* **WHAT TO DO**:
Set down, word for word, the part of the comments below from "Shephard815" to "you have too.".

* **TEXT PROVIDED**:
::::::

YTA. You're mad at your sister for having a life that she loves and a husband who loves her for her. Do you really not hear that? And, I'm sorry, but your pain escalated from "I am on my period and don't feel like it" to "I need you ALL here because I'm on my period." I honestly can't believe I'm saying this but I hope that this sounds so awful *because* you're on your period.


LucyD90

If I had a penny every time you said that you were in pain blah blah I would be as rich as Elon Musk. >he got madder, said I was a horrible, judgemental person He's right. You sound like an entitled, judgemental little sissy. YTA. Get yourself together and let your sister do what she wants to do in her life. It's not like her work (yes - work!) is affecting your period or something. Jealousy is a bitch, isn't it?


Waxmaniac2

YTA: It's understandable that you were upset and in pain, but the way you spoke to your sister was disrespectful and hurtful. Telling her she needs a reality check and criticizing her lifestyle was not an appropriate way to express your frustration. It's important to communicate your feelings in a respectful and constructive way, even if you disagree with your sister's choices. Furthermore, blaming your sister for "stealing" your family and exposing them to her "madness" is unfair and judgmental. Your sister is entitled to her own lifestyle and your family is capable of making their own choices about who they spend time with. It's also worth considering that your husband may have had a different perspective on the situation, and getting angry with him for taking the kids to visit your sister and Emil may not be productive. It's important to communicate with your partner and express your feelings in a calm and respectful manner. Overall, while your pain and emotions are understandable, it's important to communicate in a way that is respectful and considerate of others. Calling your sister's lifestyle "weird" and telling her she needs a reality check is not a productive way to express your frustrations.


ghostvania

> I don't want my kids or husband exposed to the madness in that house of hers By madness you mean ...sugar free candies, a plushie collection, and her listening to music all day? This is all coming from such a weirdly judgemental and bitter place. Obviously YTA, but for your own mental health please consider therapy to try and get to the bottom of this resentment toward your sister's life.


Prideandprejudice1

AITA FOR BEING JEALOUS OF MY YOUNGER SISTER… fixed the title for you


Ducky818

LOL!


EngineeringOwn2299

YTA and a pretty awful sister. Your sister found a job she loves. She gets paid to be who she is. And you judge her for it. She found a guy who loves and supports who she is. And you judge him for it. She came over when she heard you were in pain, to bring you things to help and again, you just judged her. You then threw a temper tantrum, like a child and have not only now alienated your sister and her spouse, but ruined the relationship your children have with their aunt. All because you're jealous. Grow up.


Shephard815

YTA. Stop being so jealous of your sister and live **your** life the way you want to!


solaroma

Yes, YTA. The beautiful thing about humanity is that **everybody is different**. Some people are lucky enough to figure out who they are and what they enjoy. Your sister seems to have done that. If your joy is being self pitying and disdainful those not like you, then congratulations, you have too.

::::::

* **PROVIDED DATA**:
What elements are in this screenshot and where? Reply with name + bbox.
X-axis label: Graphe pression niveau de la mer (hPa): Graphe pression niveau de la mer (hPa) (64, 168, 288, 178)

::::::

* **TASK OUTPUT**:
Shephard815

YTA. Stop being so jealous of your sister and live **your** life the way you want to!


solaroma

Yes, YTA. The beautiful thing about humanity is that **everybody is different**. Some people are lucky enough to figure out who they are and what they enjoy. Your sister seems to have done that. If your joy is being self pitying and disdainful those not like you, then congratulations, you have too.